Set problem: Using the records below, locate all lines containing "Focus" and return them.

Raw data:
········

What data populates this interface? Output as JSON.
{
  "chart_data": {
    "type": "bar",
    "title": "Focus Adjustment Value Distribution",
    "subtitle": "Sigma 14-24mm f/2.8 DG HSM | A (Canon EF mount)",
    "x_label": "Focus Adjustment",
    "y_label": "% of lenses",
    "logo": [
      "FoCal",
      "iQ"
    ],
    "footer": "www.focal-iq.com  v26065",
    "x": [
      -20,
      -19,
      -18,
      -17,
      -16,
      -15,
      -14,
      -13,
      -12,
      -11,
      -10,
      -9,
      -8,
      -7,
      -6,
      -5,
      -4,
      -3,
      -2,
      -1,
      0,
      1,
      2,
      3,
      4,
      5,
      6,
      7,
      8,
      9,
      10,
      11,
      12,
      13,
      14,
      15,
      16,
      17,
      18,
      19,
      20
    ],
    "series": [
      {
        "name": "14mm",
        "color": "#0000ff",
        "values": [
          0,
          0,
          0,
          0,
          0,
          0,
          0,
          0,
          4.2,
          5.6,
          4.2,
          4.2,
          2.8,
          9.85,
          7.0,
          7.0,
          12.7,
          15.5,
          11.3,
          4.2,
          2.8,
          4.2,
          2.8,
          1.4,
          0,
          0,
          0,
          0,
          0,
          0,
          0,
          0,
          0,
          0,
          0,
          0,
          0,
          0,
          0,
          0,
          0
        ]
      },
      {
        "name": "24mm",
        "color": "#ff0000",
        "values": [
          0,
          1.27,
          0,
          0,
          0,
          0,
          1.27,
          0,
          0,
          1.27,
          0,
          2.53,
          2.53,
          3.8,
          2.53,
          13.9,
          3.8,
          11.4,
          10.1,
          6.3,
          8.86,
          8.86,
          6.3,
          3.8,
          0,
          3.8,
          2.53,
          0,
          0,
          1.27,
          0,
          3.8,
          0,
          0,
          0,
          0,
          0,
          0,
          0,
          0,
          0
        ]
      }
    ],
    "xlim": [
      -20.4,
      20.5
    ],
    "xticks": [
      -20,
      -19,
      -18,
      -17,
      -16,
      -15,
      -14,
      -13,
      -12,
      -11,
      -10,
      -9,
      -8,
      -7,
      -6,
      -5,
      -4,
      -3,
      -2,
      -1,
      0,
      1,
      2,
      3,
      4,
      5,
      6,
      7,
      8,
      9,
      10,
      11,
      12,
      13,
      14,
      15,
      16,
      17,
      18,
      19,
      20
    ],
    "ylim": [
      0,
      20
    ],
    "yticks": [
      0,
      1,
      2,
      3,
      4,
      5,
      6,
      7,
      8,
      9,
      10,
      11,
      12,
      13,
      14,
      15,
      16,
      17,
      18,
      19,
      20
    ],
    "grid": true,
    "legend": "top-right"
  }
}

········

Solution to this task:
    "title": "Focus Adjustment Value Distribution",
    "x_label": "Focus Adjustment",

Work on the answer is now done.